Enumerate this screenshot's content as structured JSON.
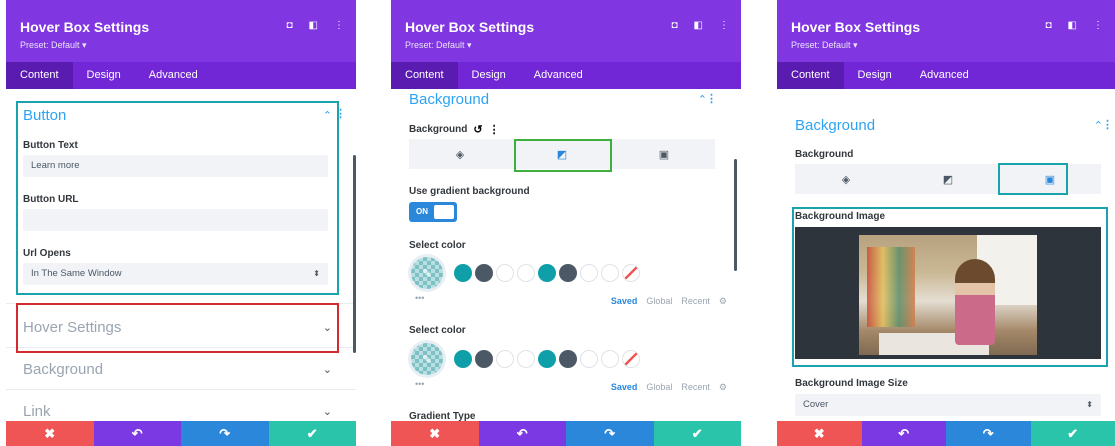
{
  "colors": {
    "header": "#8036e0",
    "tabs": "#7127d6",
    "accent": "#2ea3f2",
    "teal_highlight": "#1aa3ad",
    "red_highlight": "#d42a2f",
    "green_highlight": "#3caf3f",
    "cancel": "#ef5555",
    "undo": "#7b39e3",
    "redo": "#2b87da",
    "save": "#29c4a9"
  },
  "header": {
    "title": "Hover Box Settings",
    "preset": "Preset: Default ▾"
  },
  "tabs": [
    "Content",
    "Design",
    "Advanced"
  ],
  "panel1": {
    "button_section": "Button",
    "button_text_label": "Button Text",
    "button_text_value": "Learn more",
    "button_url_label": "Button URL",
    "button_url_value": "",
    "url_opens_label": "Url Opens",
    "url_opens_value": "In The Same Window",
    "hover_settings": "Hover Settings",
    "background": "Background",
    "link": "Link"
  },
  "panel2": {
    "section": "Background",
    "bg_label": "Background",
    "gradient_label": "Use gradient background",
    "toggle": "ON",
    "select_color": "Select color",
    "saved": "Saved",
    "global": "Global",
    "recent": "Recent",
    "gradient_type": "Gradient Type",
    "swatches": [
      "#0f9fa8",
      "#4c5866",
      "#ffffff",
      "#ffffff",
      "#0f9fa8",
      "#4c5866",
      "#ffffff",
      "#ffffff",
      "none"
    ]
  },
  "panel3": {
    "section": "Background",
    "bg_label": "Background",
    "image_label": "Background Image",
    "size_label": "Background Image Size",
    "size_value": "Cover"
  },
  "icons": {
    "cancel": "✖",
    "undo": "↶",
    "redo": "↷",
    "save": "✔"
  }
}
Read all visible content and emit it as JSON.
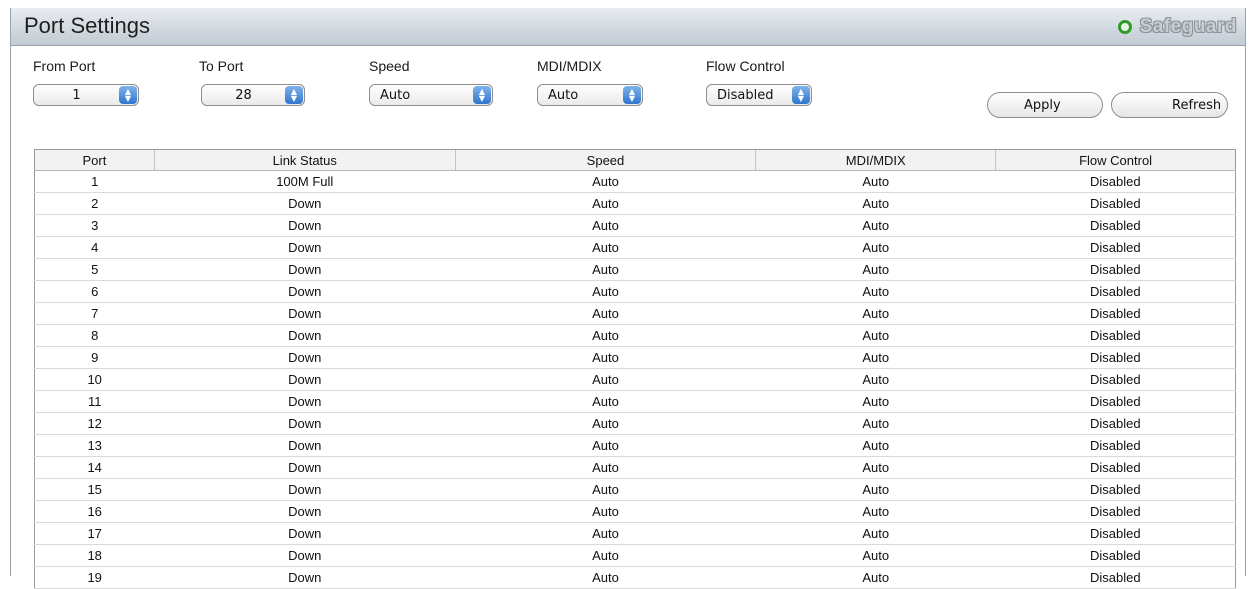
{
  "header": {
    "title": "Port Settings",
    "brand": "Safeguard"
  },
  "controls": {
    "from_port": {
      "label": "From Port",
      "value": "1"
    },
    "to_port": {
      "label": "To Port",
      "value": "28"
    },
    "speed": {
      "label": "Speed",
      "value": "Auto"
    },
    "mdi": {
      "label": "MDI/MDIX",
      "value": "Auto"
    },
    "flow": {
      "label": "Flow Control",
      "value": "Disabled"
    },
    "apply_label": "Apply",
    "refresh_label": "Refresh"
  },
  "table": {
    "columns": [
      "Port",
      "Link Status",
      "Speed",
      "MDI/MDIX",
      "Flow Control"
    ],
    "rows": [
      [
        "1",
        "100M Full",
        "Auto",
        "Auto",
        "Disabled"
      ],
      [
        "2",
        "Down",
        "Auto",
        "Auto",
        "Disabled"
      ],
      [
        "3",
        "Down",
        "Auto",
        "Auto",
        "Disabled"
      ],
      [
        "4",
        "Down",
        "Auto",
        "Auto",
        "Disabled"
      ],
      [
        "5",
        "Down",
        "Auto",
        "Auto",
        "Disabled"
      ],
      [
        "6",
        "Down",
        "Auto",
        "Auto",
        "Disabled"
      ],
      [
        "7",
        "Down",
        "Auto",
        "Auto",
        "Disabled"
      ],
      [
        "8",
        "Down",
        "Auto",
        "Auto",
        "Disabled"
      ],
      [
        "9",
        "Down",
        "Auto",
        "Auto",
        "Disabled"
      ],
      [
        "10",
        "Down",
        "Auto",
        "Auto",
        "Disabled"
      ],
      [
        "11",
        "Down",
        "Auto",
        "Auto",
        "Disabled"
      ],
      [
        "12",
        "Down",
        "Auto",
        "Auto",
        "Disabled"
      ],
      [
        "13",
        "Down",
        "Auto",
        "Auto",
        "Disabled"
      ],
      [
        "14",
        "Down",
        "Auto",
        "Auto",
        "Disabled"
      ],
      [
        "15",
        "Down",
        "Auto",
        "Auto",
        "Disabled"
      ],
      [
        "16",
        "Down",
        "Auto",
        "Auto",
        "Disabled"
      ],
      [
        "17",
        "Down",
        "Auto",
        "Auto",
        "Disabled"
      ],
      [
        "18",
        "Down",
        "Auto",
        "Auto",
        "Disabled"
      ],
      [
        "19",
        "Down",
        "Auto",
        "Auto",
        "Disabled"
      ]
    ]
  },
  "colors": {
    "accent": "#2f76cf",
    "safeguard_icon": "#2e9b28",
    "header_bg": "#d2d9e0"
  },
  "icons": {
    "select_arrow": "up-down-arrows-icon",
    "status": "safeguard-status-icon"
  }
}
++++++++++++++++++++
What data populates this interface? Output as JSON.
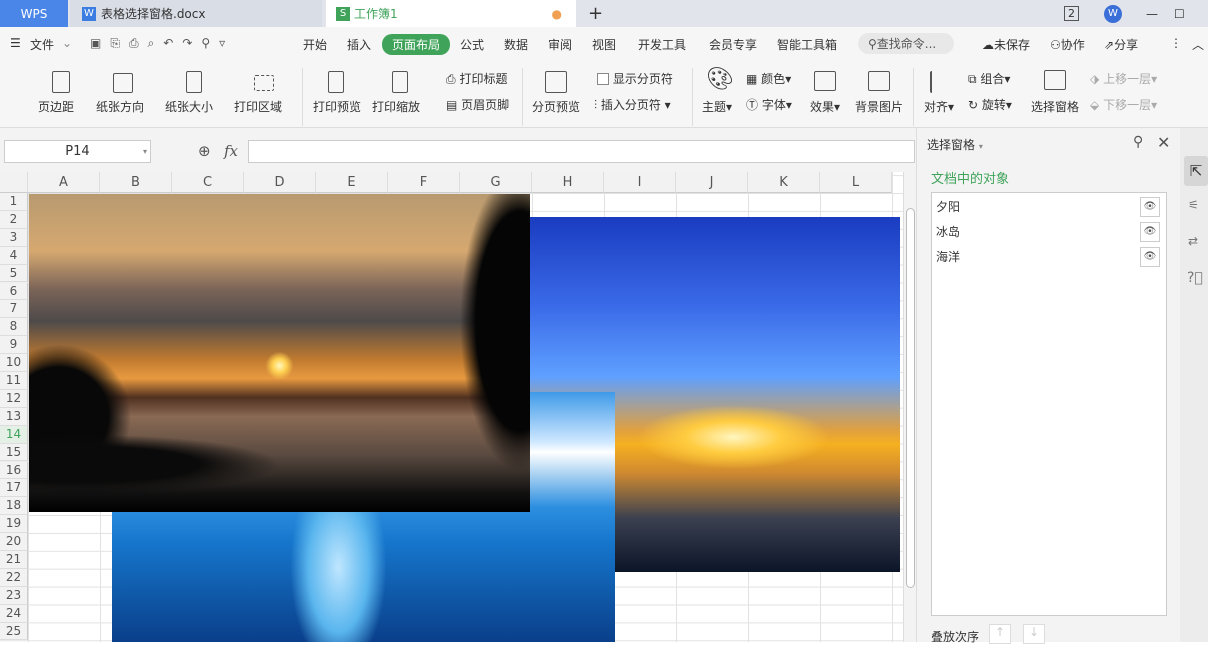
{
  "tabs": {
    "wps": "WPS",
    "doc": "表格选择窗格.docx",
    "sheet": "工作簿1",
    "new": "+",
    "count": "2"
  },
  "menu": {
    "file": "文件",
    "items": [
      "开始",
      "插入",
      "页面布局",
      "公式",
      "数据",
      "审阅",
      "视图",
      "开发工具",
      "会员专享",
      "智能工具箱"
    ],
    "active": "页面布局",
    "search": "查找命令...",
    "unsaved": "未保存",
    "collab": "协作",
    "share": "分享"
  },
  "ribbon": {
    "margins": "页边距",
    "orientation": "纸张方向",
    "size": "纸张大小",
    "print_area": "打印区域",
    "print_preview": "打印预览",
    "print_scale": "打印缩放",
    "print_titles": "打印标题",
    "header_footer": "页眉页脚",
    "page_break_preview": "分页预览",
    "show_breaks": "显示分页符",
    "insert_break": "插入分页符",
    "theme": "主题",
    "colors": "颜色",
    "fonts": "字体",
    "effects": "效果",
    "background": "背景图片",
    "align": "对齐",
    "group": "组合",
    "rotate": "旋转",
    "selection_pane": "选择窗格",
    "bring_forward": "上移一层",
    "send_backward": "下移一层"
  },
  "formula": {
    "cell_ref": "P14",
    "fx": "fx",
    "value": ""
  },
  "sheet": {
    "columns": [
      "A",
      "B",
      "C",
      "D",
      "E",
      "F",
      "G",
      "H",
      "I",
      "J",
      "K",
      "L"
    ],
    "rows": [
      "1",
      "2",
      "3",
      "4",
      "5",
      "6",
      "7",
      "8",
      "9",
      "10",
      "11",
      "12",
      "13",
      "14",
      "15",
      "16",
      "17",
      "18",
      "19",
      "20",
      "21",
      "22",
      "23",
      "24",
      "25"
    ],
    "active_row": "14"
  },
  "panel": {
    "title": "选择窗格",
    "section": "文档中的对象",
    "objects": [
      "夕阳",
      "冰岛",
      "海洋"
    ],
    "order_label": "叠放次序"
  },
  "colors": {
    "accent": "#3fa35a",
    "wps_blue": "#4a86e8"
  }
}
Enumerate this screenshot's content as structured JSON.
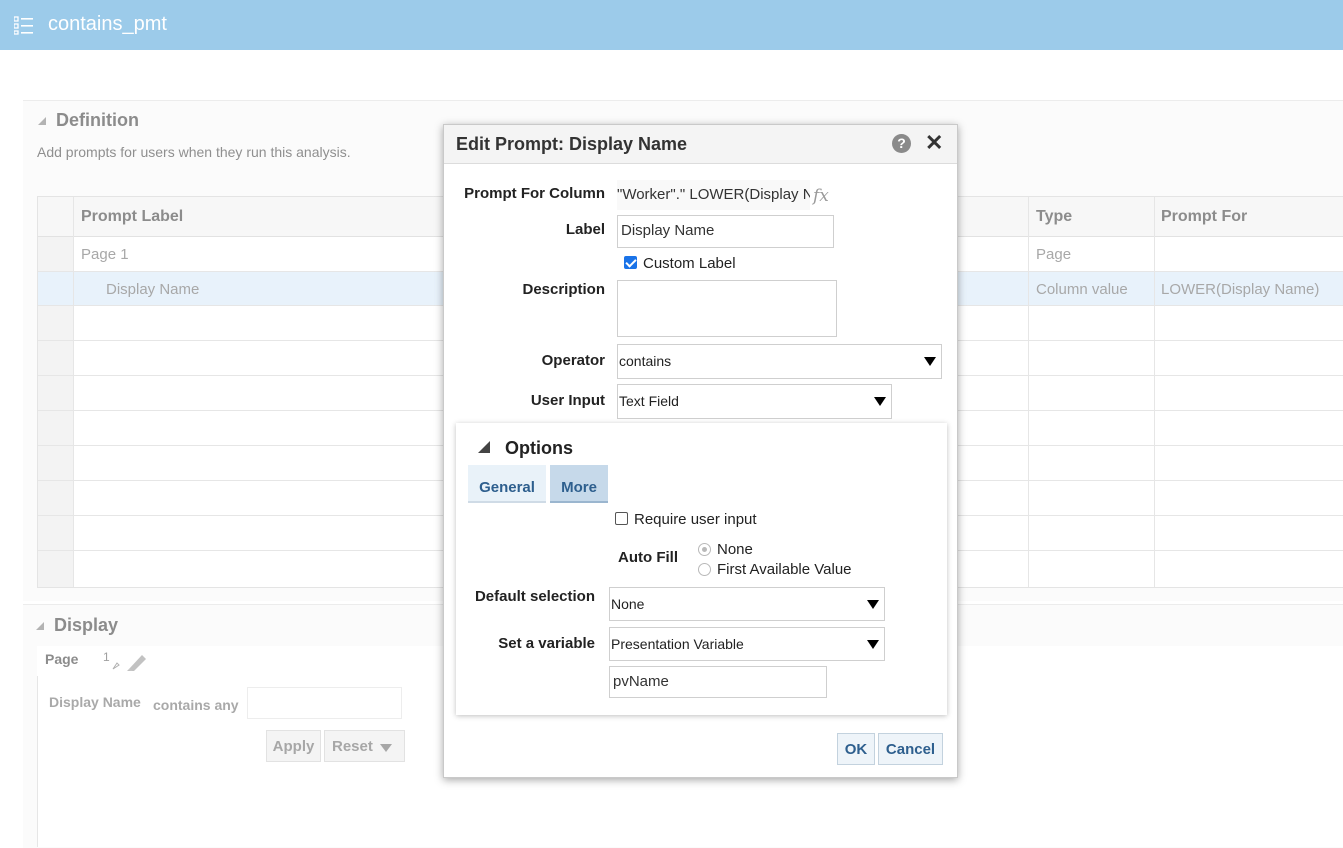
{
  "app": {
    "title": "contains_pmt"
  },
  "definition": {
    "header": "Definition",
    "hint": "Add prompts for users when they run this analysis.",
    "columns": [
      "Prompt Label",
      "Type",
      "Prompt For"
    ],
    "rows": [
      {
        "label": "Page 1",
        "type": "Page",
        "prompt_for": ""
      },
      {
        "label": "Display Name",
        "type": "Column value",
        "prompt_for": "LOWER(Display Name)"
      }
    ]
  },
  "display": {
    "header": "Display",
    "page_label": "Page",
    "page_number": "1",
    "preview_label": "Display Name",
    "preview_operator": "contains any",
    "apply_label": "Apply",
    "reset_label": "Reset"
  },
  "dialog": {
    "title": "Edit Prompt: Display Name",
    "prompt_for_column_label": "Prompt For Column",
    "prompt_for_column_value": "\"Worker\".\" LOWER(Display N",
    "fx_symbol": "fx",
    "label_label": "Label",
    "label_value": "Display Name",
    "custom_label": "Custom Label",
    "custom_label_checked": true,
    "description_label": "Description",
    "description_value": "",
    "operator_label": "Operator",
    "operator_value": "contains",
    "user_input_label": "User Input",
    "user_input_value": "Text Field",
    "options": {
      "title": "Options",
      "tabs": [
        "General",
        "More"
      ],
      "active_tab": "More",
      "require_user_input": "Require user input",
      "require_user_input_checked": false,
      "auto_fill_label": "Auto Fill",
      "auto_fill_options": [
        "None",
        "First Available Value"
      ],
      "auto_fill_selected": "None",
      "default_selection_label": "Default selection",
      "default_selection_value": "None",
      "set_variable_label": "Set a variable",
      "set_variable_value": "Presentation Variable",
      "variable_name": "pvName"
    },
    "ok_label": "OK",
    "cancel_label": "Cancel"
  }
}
++++++++++++++++++++
_WHAT THE TASK ASKS_
Search the lines for "Image". Copy each line that has it.

_ANSWER_
    "image_label": "Background Image",
    "size_label": "Background Image Size",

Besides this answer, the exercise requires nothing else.